Tareas del ejercicio —
• 1. Reproduce tal cual la parte del fragmento sobre la película que comienza en "Si quisiéramos, podríamos" y termina en "en otro sitio.".
• 2. Enumera todas las expresiones que el fragmento sobre la película pone entre comillas dobles.
• 3. Según el fragmento sobre la película, ¿qué episodio parece invención del guionista y, sin embargo, es absolutamente cierto?
++++ Fragmento del texto
Si quisiéramos, podríamos ver ahí una ‘pureza’ original, primordial, de la familia nuclear que parece hecha a medida del conflicto clásico del melodrama, entre la razón y la emoción. Y, a pesar de que los personajes que lo inspiraron son personalidades identificadas como ‘rebeldes’ en el universo del country, En la cuerda floja es de lo más clásico que se puede imaginar en el melodrama: son las mismas historias de un amor no correspondido, de un romance lleno de obstáculos, de un corazón indomable que se busca siempre en otro sitio.

 

El título del film es, a este respecto, programático, por ser no sólo uno de los temas clásicos del músico, sino también el símbolo de todo aquello que June le pedía a Johnny para que él fuese capaz de merecerla: “Walk the line”, “apártate de las tentaciones”, “pórtate bien”. Porque sólo en el respeto a los valores tradicionales y de la ‘santidad’ de la familia nuclear su relación, que había comenzado fuera de ella, podía tener sentido, sólo así las heridas de Cash podían sanar.

 

            Pero el problema es que es en esa herida, en esa oscuridad que Cash veía, donde reside la intensidad, la energía de su obra. Aquello que nos atrae en Cash no es sólo el melodrama ‘más grande que la vida’ verídico del artista torturado, que existió realmente -la propuesta de matrimonio que Cash le hace en el escenario a June Carter, que parece invención del guionista, es absolutamente cierta-, sino que el músico era un hombre con un lado negro, oscuro.
++++++++
++++ Extracto de datos
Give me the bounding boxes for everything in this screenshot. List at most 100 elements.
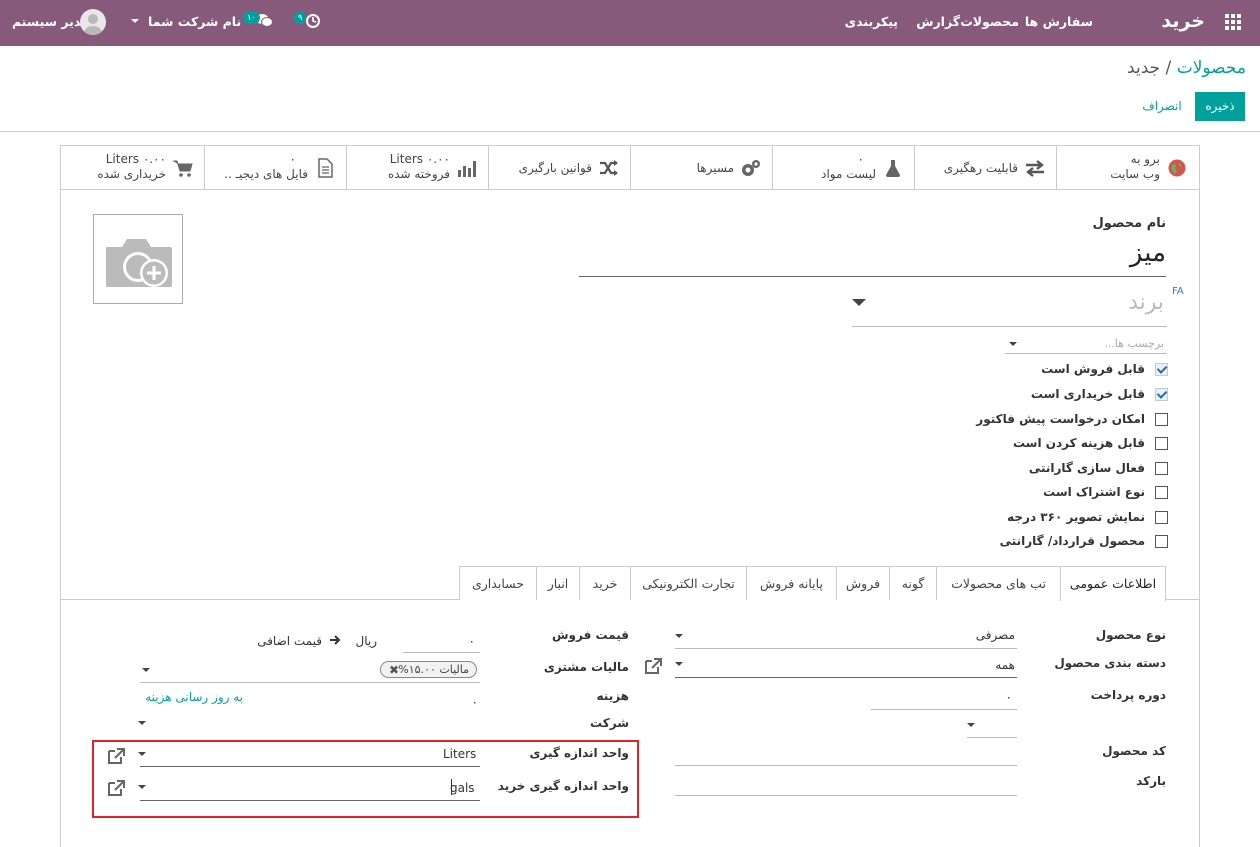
++++++++
Respuestas —
• 1.
Si quisiéramos, podríamos ver ahí una ‘pureza’ original, primordial, de la familia nuclear que parece hecha a medida del conflicto clásico del melodrama, entre la razón y la emoción. Y, a pesar de que los personajes que lo inspiraron son personalidades identificadas como ‘rebeldes’ en el universo del country, En la cuerda floja es de lo más clásico que se puede imaginar en el melodrama: son las mismas historias de un amor no correspondido, de un romance lleno de obstáculos, de un corazón indomable que se busca siempre en otro sitio.

• 2. “Walk the line”, “apártate de las tentaciones” y “pórtate bien”.

• 3. La propuesta de matrimonio que Cash le hace a June Carter en el escenario.